> _Set exercise_
Pull out every line from the listing that has the word "Offensive".

> _Supplied information_
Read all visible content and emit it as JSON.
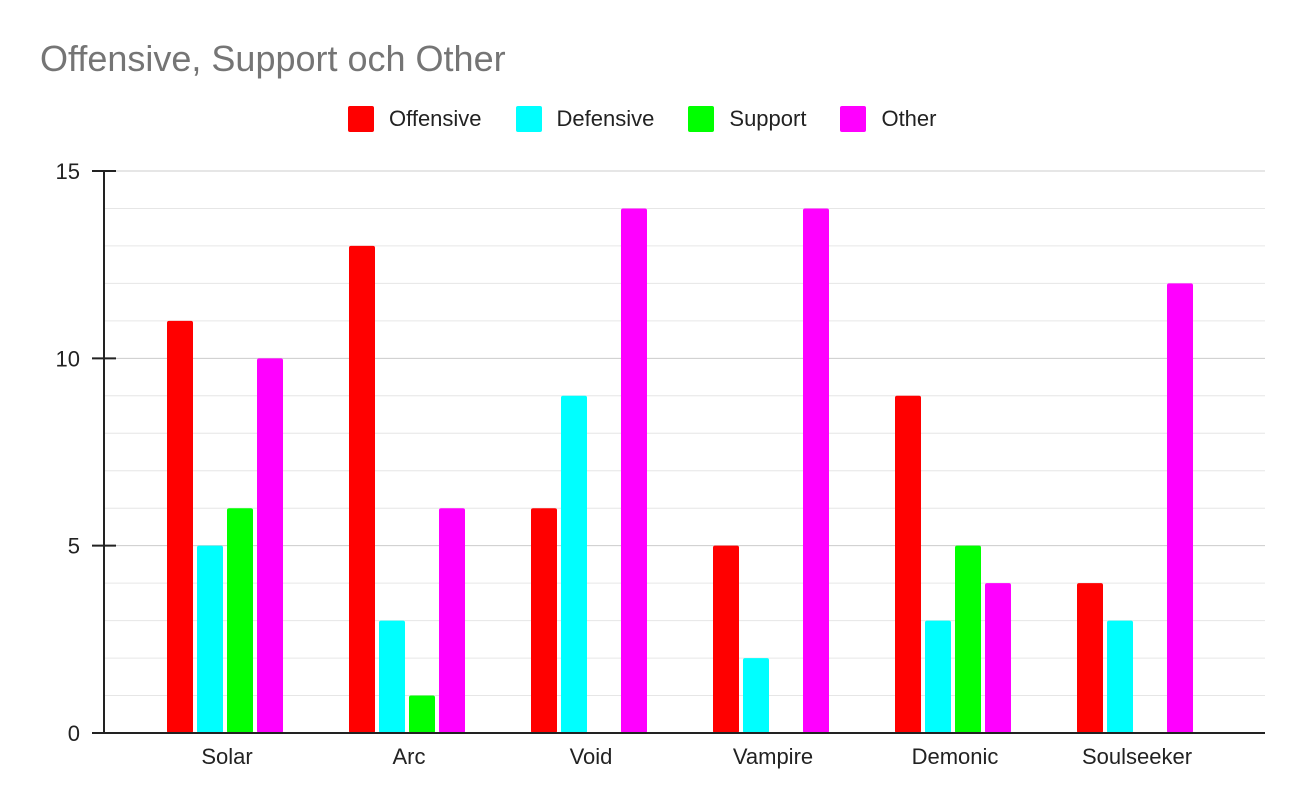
{
  "chart_data": {
    "type": "bar",
    "title": "Offensive, Support och Other",
    "xlabel": "",
    "ylabel": "",
    "categories": [
      "Solar",
      "Arc",
      "Void",
      "Vampire",
      "Demonic",
      "Soulseeker"
    ],
    "series": [
      {
        "name": "Offensive",
        "color": "#ff0000",
        "values": [
          11,
          13,
          6,
          5,
          9,
          4
        ]
      },
      {
        "name": "Defensive",
        "color": "#00ffff",
        "values": [
          5,
          3,
          9,
          2,
          3,
          3
        ]
      },
      {
        "name": "Support",
        "color": "#00ff00",
        "values": [
          6,
          1,
          0,
          0,
          5,
          0
        ]
      },
      {
        "name": "Other",
        "color": "#ff00ff",
        "values": [
          10,
          6,
          14,
          14,
          4,
          12
        ]
      }
    ],
    "ylim": [
      0,
      15
    ],
    "y_ticks": [
      0,
      5,
      10,
      15
    ],
    "minor_gridlines_per_major": 5,
    "grid": true,
    "legend_position": "top-center"
  }
}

> _Exercise response_
    "title": "Offensive, Support och Other",
        "name": "Offensive",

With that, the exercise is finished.